PROMPT — Copy out every line of the records where the string "有限公司" occurs.

MATERIALS PROVIDED —

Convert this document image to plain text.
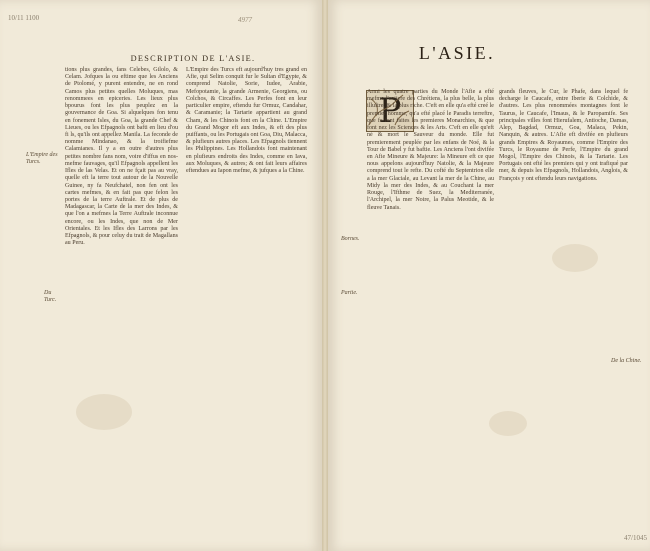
10/11 1100	4977
47/1045
DESCRIPTION DE L'ASIE.	L'ASIE.
L'Empire des Turcs.
Du Turc.
Bornes.
Partie.
De la Chine.
tions plus grandes, fans Celebes, Gilolo, & Celam. Jofques la ou eftime que les Anciens de Ptolomé, y purent entendre, ne en rond Camos plus petites quelles Moluques, mas renommees en epiceries. Les lieux plus bpourus font les plus peuplez en la gouvernance de Goa. Si alquelques fon tenu en fonement Isles, du Goa, la grande Chef & Lieues, ou les Efpagnols ont bafti en lieu d'ou fi ls, qu'ils ont appellez Manila. La feconde de nomme Mindanao, & la troifiefme Calamianes. Il y a en outre d'autres plus petites nombre fans nom, voire d'iffus en nos-mefme fauvages, qu'il Efpagnols appellent les Ifles de las Velas. Et on ne fçait pas au vray, quelle eft la terre tout autour de la Nouvelle Guinee, ny fa Neufchatel, non fen ont les cartes mefmes, & en fait pas que felon les portes de la terre Auftrale. Et de plus de Madagascar, la Carte de la mer des Indes, & que l'on a mefmes la Terre Auftrale inconnue encore, ou les Indes, que non de Mer Orientales. Et les Ifles des Larrons par les Efpagnols, & pour celuy du trait de Magallans au Peru.
L'Empire des Turcs eft aujourd'huy tres grand en Afie, qui Selim conquit fur le Sultan d'Egypte, & comprend Natolie, Sorie, Iudee, Arabie, Mefopotamie, la grande Armenie, Georgiens, ou Colchos, & Circaffes. Les Perfes font en leur particulier empire, eftendu fur Ormuz, Candahar, & Caramanie; la Tartarie appartient au grand Cham, & les Chinois font en la Chine. L'Empire du Grand Mogor eft aux Indes, & eft des plus puiffants, ou les Portugais ont Goa, Diu, Malacca, & plufieurs autres places. Les Efpagnols tiennent les Philippines. Les Hollandois font maintenant en plufieurs endroits des Indes, comme en Iava, aux Moluques, & autres; & ont fait leurs affaires eftendues au Iapon mefme, & jufques a la Chine.
P
Armi les quatre parties du Monde l'Afie a efté mefme l'entiere des Chrétiens, la plus belle, la plus illuftre, & la plus riche. C'eft en elle qu'a efté creé le premier homme, qu'a efté placé le Paradis terreftre, que fe font faites les premieres Monarchies, & que font nez les Sciences & les Arts. C'eft en elle qu'eft né & mort le Sauveur du monde. Elle fut premierement peuplée par les enfans de Noé, & la Tour de Babel y fut baftie. Les Anciens l'ont divifée en Afie Mineure & Majeure: la Mineure eft ce que nous appelons aujourd'huy Natolie, & la Majeure comprend tout le refte. Du cofté du Septentrion elle a la mer Glaciale, au Levant la mer de la Chine, au Midy la mer des Indes, & au Couchant la mer Rouge, l'Ifthme de Suez, la Mediterranée, l'Archipel, la mer Noire, la Palus Meotide, & le fleuve Tanais.
grands fleuves, le Cur, le Phafe, dans lequel fe decharge le Caucafe, entre Iberie & Colchide, & d'autres. Les plus renommées montagnes font le Taurus, le Caucafe, l'Imaus, & le Paropamife. Ses principales villes font Hierufalem, Antioche, Damas, Alep, Bagdad, Ormuz, Goa, Malaca, Pekin, Nanquin, & autres. L'Afie eft divifée en plufieurs grands Empires & Royaumes, comme l'Empire des Turcs, le Royaume de Perfe, l'Empire du grand Mogol, l'Empire des Chinois, & la Tartarie. Les Portugais ont efté les premiers qui y ont trafiqué par mer, & depuis les Efpagnols, Hollandois, Anglois, & François y ont eftendu leurs navigations.
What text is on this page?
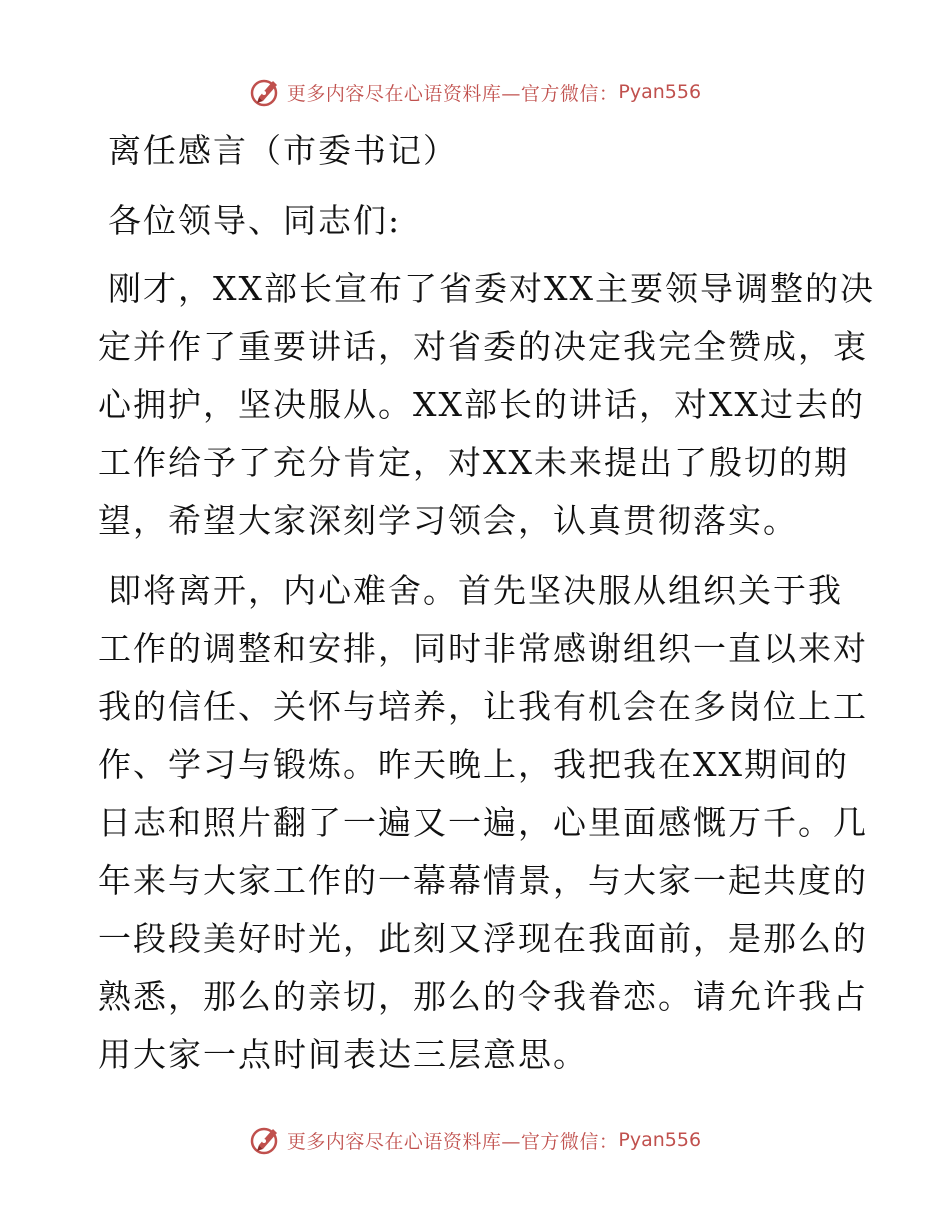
更多内容尽在心语资料库—官方微信： Pyan556
离任感言（市委书记）
各位领导、同志们:
刚才，XX部长宣布了省委对XX主要领导调整的决
定并作了重要讲话，对省委的决定我完全赞成，衷
心拥护，坚决服从。XX部长的讲话，对XX过去的
工作给予了充分肯定，对XX未来提出了殷切的期
望，希望大家深刻学习领会，认真贯彻落实。
即将离开，内心难舍。首先坚决服从组织关于我
工作的调整和安排，同时非常感谢组织一直以来对
我的信任、关怀与培养，让我有机会在多岗位上工
作、学习与锻炼。昨天晚上，我把我在XX期间的
日志和照片翻了一遍又一遍，心里面感慨万千。几
年来与大家工作的一幕幕情景，与大家一起共度的
一段段美好时光，此刻又浮现在我面前，是那么的
熟悉，那么的亲切，那么的令我眷恋。请允许我占
用大家一点时间表达三层意思。
更多内容尽在心语资料库—官方微信： Pyan556
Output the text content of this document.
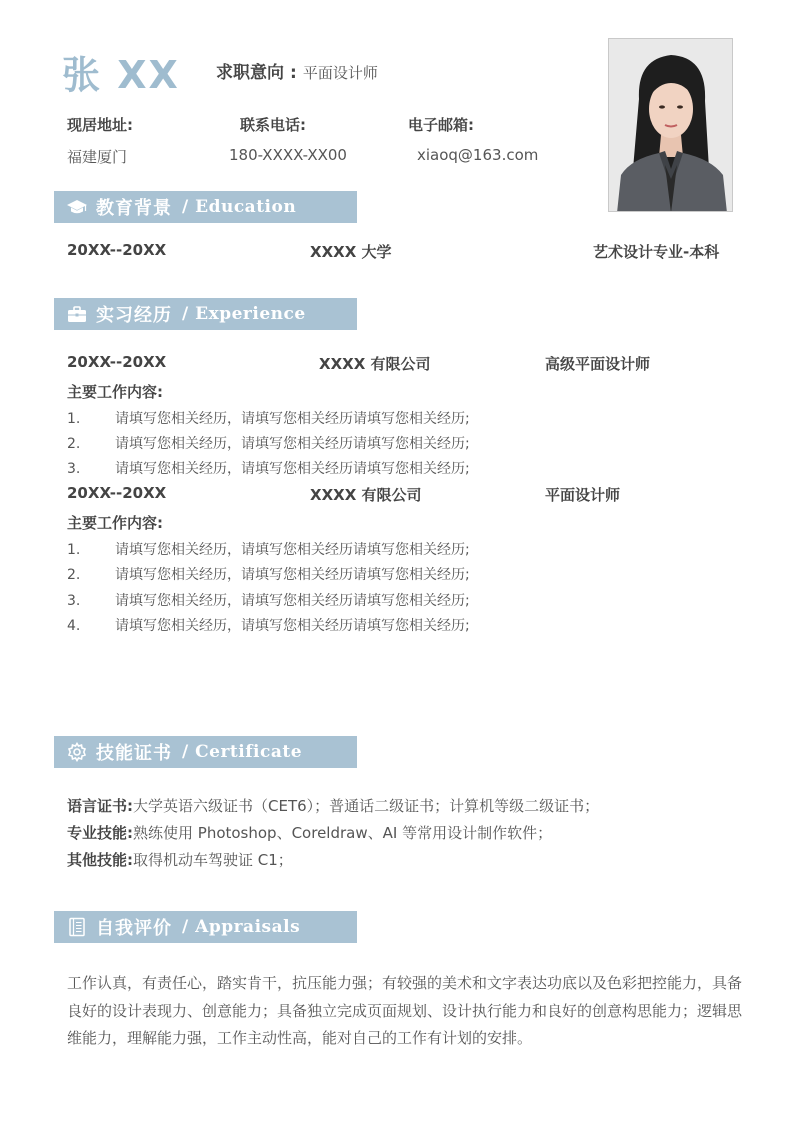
张 XX 求职意向 : 平面设计师
现居地址:
福建厦门
联系电话:
180-XXXX-XX00
电子邮箱:
xiaoq@163.com
教育背景 / Education
20XX--20XX	XXXX 大学	艺术设计专业-本科
实习经历 / Experience
20XX--20XX	XXXX 有限公司	高级平面设计师
主要工作内容:
1. 请填写您相关经历，请填写您相关经历请填写您相关经历;
2. 请填写您相关经历，请填写您相关经历请填写您相关经历;
3. 请填写您相关经历，请填写您相关经历请填写您相关经历;
20XX--20XX	XXXX 有限公司	平面设计师
主要工作内容:
1. 请填写您相关经历，请填写您相关经历请填写您相关经历;
2. 请填写您相关经历，请填写您相关经历请填写您相关经历;
3. 请填写您相关经历，请填写您相关经历请填写您相关经历;
4. 请填写您相关经历，请填写您相关经历请填写您相关经历;
技能证书 / Certificate
语言证书:大学英语六级证书（CET6）；普通话二级证书；计算机等级二级证书；
专业技能:熟练使用 Photoshop、Coreldraw、AI 等常用设计制作软件；
其他技能:取得机动车驾驶证 C1；
自我评价 / Appraisals
工作认真，有责任心，踏实肯干，抗压能力强；有较强的美术和文字表达功底以及色彩把控能力，具备良好的设计表现力、创意能力；具备独立完成页面规划、设计执行能力和良好的创意构思能力；逻辑思维能力，理解能力强，工作主动性高，能对自己的工作有计划的安排。
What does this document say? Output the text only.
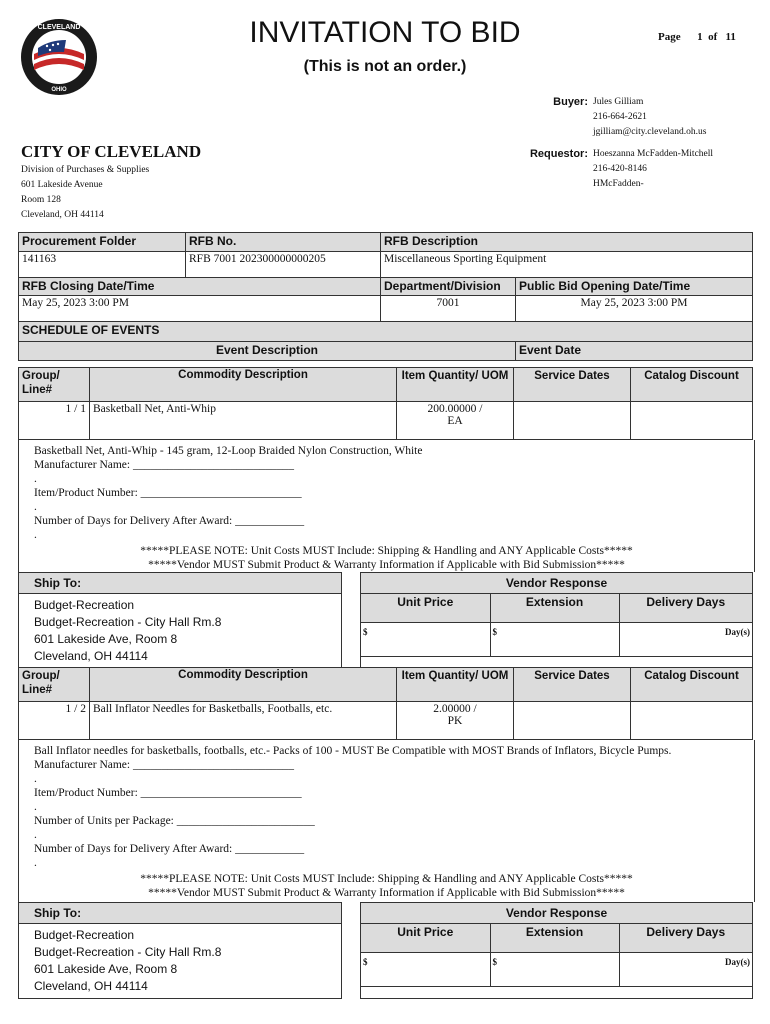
CLEVELAND
OHIO
INVITATION TO BID
(This is not an order.)
Page 1 of 11
Buyer: Jules Gilliam
216-664-2621
jgilliam@city.cleveland.oh.us
Requestor: Hoeszanna McFadden-Mitchell
216-420-8146
HMcFadden-
CITY OF CLEVELAND
Division of Purchases & Supplies
601 Lakeside Avenue
Room 128
Cleveland, OH 44114
Procurement Folder	RFB No.	RFB Description	
141163	RFB 7001 202300000000205	Miscellaneous Sporting Equipment	
RFB Closing Date/Time		Department/Division	Public Bid Opening Date/Time
May 25, 2023 3:00 PM		7001	May 25, 2023 3:00 PM
SCHEDULE OF EVENTS			
Event Description			Event Date
Group/ Line#	Commodity Description	Item Quantity/ UOM	Service Dates	Catalog Discount
1 / 1	Basketball Net, Anti-Whip	200.00000 /
EA		

Basketball Net, Anti-Whip - 145 gram, 12-Loop Braided Nylon Construction, White
Manufacturer Name: ____________________________
.
Item/Product Number: ____________________________
.
Number of Days for Delivery After Award: ____________
.
*****PLEASE NOTE: Unit Costs MUST Include: Shipping & Handling and ANY Applicable Costs*****
*****Vendor MUST Submit Product & Warranty Information if Applicable with Bid Submission*****
Ship To:
Budget-Recreation
Budget-Recreation - City Hall Rm.8
601 Lakeside Ave, Room 8
Cleveland, OH 44114

Vendor Response
Unit Price	Extension	Delivery Days
$	$	Day(s)
Group/ Line#	Commodity Description	Item Quantity/ UOM	Service Dates	Catalog Discount
1 / 2	Ball Inflator Needles for Basketballs, Footballs, etc.	2.00000 /
PK		

Ball Inflator needles for basketballs, footballs, etc.- Packs of 100 - MUST Be Compatible with MOST Brands of Inflators, Bicycle Pumps.
Manufacturer Name: ____________________________
.
Item/Product Number: ____________________________
.
Number of Units per Package: ________________________
.
Number of Days for Delivery After Award: ____________
.
*****PLEASE NOTE: Unit Costs MUST Include: Shipping & Handling and ANY Applicable Costs*****
*****Vendor MUST Submit Product & Warranty Information if Applicable with Bid Submission*****
Ship To:
Budget-Recreation
Budget-Recreation - City Hall Rm.8
601 Lakeside Ave, Room 8
Cleveland, OH 44114

Vendor Response
Unit Price	Extension	Delivery Days
$	$	Day(s)
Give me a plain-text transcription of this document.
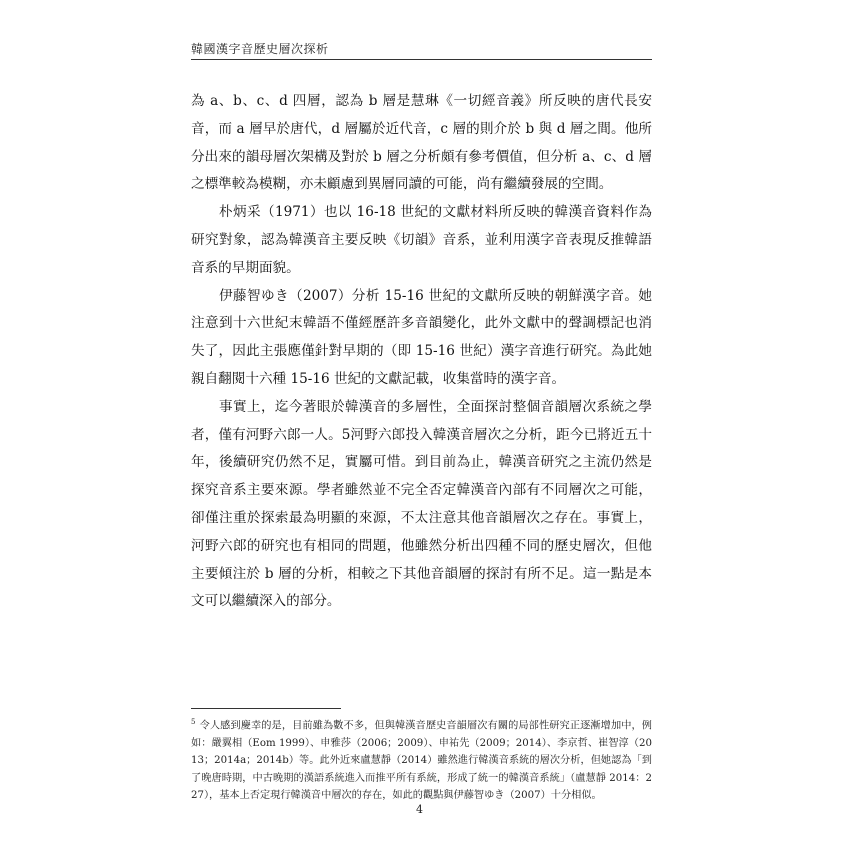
韓國漢字音歷史層次探析

為 a、b、c、d 四層，認為 b 層是慧琳《一切經音義》所反映的唐代長安音，而 a 層早於唐代，d 層屬於近代音，c 層的則介於 b 與 d 層之間。他所分出來的韻母層次架構及對於 b 層之分析頗有參考價值，但分析 a、c、d 層之標準較為模糊，亦未顧慮到異層同讀的可能，尚有繼續發展的空間。

朴炳采（1971）也以 16-18 世紀的文獻材料所反映的韓漢音資料作為研究對象，認為韓漢音主要反映《切韻》音系，並利用漢字音表現反推韓語音系的早期面貌。

伊藤智ゆき（2007）分析 15-16 世紀的文獻所反映的朝鮮漢字音。她注意到十六世紀末韓語不僅經歷許多音韻變化，此外文獻中的聲調標記也消失了，因此主張應僅針對早期的（即 15-16 世紀）漢字音進行研究。為此她親自翻閱十六種 15-16 世紀的文獻記載，收集當時的漢字音。

事實上，迄今著眼於韓漢音的多層性，全面探討整個音韻層次系統之學者，僅有河野六郎一人。5河野六郎投入韓漢音層次之分析，距今已將近五十年，後續研究仍然不足，實屬可惜。到目前為止，韓漢音研究之主流仍然是探究音系主要來源。學者雖然並不完全否定韓漢音內部有不同層次之可能，卻僅注重於探索最為明顯的來源，不太注意其他音韻層次之存在。事實上，河野六郎的研究也有相同的問題，他雖然分析出四種不同的歷史層次，但他主要傾注於 b 層的分析，相較之下其他音韻層的探討有所不足。這一點是本文可以繼續深入的部分。

$^5$ 令人感到慶幸的是，目前雖為數不多，但與韓漢音歷史音韻層次有關的局部性研究正逐漸增加中，例如：嚴翼相（Eom 1999）、申雅莎（2006；2009）、申祐先（2009；2014）、李京哲、崔智淳（2013；2014a；2014b）等。此外近來盧慧靜（2014）雖然進行韓漢音系統的層次分析，但她認為「到了晚唐時期，中古晚期的漢語系統進入而推平所有系統，形成了統一的韓漢音系統」（盧慧靜 2014：227），基本上否定現行韓漢音中層次的存在，如此的觀點與伊藤智ゆき（2007）十分相似。
4
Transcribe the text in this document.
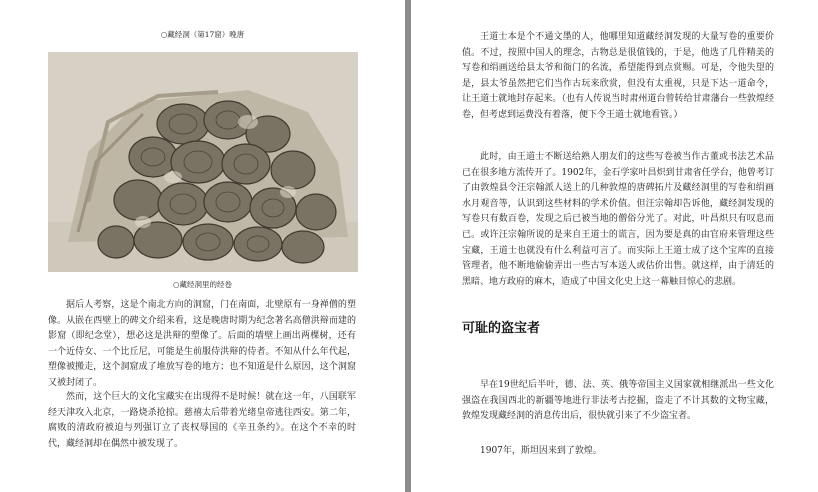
○藏经洞（第17窟）晚唐
○藏经洞里的经卷

据后人考察，这是个南北方向的洞窟，门在南面，北壁原有一身禅僧的塑像。从嵌在西壁上的碑文介绍来看，这是晚唐时期为纪念著名高僧洪辩而建的影窟（即纪念堂），想必这是洪辩的塑像了。后面的墙壁上画出两棵树，还有一个近侍女、一个比丘尼，可能是生前服侍洪辩的侍者。不知从什么年代起，塑像被搬走，这个洞窟成了堆放写卷的地方；也不知道是什么原因，这个洞窟又被封闭了。

然而，这个巨大的文化宝藏实在出现得不是时候！就在这一年，八国联军经天津攻入北京，一路烧杀抢掠。慈禧太后带着光绪皇帝逃往西安。第二年，腐败的清政府被迫与列强订立了丧权辱国的《辛丑条约》。在这个不幸的时代，藏经洞却在偶然中被发现了。

王道士本是个不通文墨的人，他哪里知道藏经洞发现的大量写卷的重要价值。不过，按照中国人的理念，古物总是很值钱的，于是，他选了几件精美的写卷和绢画送给县太爷和衙门的名流，希望能得到点赏赐。可是，令他失望的是，县太爷虽然把它们当作古玩来欣赏，但没有太重视，只是下达一道命令，让王道士就地封存起来。（也有人传说当时肃州道台曾转给甘肃藩台一些敦煌经卷，但考虑到运费没有着落，便下令王道士就地看管。）

此时，由王道士不断送给熟人朋友们的这些写卷被当作古董或书法艺术品已在很多地方流传开了。1902年，金石学家叶昌炽到甘肃省任学台，他曾考订了由敦煌县令汪宗翰派人送上的几种敦煌的唐碑拓片及藏经洞里的写卷和绢画水月观音等，认识到这些材料的学术价值。但汪宗翰却告诉他，藏经洞发现的写卷只有数百卷，发现之后已被当地的僧俗分光了。对此，叶昌炽只有叹息而已。或许汪宗翰所说的是来自王道士的谎言，因为要是真的由官府来管理这些宝藏，王道士也就没有什么利益可言了。而实际上王道士成了这个宝库的直接管理者，他不断地偷偷弄出一些古写本送人或估价出售。就这样，由于清廷的黑暗、地方政府的麻木，造成了中国文化史上这一幕触目惊心的悲剧。

可耻的盗宝者

早在19世纪后半叶，德、法、英、俄等帝国主义国家就相继派出一些文化强盗在我国西北的新疆等地进行非法考古挖掘，盗走了不计其数的文物宝藏，敦煌发现藏经洞的消息传出后，很快就引来了不少盗宝者。

1907年，斯坦因来到了敦煌。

CORRECT OUTPUT —
20XX--20XX	XXXX 有限公司	高级平面设计师
20XX--20XX	XXXX 有限公司	平面设计师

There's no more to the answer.